──────── Given data

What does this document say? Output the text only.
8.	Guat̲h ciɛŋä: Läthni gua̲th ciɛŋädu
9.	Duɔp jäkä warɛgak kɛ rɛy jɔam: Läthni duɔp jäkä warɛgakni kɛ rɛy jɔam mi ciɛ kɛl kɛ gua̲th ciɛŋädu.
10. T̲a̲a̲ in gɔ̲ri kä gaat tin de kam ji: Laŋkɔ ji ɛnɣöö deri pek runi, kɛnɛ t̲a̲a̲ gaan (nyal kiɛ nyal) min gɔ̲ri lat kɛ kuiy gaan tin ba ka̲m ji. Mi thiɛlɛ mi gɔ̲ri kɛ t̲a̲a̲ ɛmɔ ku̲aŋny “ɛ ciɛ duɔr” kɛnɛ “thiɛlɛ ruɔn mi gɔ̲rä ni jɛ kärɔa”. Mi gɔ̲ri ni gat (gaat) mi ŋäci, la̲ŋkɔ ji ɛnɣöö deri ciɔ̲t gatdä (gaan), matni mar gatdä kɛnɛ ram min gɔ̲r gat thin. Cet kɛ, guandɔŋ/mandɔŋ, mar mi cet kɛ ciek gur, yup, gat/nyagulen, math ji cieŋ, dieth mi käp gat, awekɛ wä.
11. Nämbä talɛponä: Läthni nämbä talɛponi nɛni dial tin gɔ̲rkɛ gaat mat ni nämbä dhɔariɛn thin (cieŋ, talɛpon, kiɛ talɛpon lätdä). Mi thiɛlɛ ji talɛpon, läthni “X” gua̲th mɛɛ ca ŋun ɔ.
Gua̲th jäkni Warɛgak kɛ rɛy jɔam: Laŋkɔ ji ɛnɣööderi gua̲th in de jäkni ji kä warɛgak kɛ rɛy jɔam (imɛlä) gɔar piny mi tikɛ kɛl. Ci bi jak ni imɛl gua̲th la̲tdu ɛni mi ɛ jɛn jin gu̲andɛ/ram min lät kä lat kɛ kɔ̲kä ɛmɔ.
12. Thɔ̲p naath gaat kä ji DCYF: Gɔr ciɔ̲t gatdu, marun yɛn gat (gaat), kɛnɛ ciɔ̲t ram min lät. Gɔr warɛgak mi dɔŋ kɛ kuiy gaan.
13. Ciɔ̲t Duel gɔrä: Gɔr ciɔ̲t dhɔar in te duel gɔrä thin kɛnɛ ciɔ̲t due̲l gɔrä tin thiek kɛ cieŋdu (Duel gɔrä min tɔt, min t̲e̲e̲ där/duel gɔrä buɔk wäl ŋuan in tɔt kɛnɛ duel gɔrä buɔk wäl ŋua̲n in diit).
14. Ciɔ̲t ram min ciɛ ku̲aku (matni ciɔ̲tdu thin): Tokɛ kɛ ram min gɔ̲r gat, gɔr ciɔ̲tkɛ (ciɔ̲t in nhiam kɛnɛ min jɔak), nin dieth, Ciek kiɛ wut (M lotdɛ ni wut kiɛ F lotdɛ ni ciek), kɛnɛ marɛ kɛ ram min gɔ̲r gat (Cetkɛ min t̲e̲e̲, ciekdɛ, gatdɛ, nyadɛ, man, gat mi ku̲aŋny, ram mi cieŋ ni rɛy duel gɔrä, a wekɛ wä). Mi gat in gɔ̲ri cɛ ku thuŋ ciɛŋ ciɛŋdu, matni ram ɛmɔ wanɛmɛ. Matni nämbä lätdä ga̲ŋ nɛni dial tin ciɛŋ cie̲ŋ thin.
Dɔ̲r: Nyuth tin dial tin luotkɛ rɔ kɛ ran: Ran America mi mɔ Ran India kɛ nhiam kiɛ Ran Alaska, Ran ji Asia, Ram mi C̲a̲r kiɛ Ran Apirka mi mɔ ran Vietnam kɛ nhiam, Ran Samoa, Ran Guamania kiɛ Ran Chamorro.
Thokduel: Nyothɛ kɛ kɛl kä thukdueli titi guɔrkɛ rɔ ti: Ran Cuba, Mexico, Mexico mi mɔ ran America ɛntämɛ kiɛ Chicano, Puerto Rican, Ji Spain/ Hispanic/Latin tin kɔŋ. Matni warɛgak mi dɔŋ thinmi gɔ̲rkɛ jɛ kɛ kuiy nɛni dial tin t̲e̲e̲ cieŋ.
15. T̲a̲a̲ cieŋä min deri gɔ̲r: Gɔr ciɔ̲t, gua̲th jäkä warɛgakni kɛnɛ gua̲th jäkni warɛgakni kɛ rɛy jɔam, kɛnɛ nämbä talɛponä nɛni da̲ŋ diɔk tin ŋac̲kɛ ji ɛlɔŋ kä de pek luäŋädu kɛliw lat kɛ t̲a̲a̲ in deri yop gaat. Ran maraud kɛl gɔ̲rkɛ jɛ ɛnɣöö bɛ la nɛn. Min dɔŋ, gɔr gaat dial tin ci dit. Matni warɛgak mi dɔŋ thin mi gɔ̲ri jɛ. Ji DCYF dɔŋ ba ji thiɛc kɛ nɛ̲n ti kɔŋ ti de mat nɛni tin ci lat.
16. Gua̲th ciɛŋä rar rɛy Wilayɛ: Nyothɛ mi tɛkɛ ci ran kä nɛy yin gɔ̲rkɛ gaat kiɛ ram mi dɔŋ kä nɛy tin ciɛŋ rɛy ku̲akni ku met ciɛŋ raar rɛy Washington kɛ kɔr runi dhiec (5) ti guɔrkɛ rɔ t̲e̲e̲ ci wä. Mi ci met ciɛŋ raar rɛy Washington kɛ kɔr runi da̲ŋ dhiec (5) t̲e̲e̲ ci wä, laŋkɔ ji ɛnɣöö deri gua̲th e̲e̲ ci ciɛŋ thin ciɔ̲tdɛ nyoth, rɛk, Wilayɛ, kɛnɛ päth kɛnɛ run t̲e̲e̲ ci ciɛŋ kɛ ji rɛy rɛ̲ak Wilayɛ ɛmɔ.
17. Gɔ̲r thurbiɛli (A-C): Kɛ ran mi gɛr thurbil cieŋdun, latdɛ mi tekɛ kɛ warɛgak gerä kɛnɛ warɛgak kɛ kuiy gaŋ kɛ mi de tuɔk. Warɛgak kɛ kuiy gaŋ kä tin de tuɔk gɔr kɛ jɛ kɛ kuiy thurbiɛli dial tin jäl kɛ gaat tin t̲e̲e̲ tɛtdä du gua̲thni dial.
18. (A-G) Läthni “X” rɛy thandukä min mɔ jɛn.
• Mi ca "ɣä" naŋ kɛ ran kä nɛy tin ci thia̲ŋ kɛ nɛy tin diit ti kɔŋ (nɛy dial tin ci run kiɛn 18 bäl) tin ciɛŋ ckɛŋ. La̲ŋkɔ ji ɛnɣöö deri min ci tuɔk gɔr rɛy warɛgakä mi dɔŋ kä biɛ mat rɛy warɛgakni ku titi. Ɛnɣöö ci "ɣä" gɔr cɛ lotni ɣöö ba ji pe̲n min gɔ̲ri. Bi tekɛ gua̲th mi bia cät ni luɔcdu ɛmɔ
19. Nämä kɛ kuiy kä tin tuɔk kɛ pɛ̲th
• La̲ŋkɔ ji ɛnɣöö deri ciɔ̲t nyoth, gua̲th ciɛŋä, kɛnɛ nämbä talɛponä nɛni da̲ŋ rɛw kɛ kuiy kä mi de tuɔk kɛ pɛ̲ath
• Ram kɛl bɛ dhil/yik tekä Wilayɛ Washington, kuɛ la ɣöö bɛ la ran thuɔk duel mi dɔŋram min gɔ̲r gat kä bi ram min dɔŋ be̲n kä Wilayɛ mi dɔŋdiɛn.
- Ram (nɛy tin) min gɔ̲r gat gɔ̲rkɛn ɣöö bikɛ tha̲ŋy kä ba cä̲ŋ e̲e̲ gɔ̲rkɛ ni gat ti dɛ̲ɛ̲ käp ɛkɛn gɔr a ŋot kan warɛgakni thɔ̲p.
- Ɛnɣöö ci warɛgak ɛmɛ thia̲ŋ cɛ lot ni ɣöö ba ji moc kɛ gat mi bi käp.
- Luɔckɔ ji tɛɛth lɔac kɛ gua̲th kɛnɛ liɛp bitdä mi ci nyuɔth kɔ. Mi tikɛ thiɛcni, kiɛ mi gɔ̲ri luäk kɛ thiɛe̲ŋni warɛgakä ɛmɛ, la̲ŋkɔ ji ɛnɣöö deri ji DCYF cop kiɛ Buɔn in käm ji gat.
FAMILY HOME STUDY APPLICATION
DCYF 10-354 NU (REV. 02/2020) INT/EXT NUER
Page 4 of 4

────────────────

# [Task prompt]
From the records given above, copy all lines containing "ciɛŋädu".

# [Response below]
8.	Guat̲h ciɛŋä: Läthni gua̲th ciɛŋädu
9.	Duɔp jäkä warɛgak kɛ rɛy jɔam: Läthni duɔp jäkä warɛgakni kɛ rɛy jɔam mi ciɛ kɛl kɛ gua̲th ciɛŋädu.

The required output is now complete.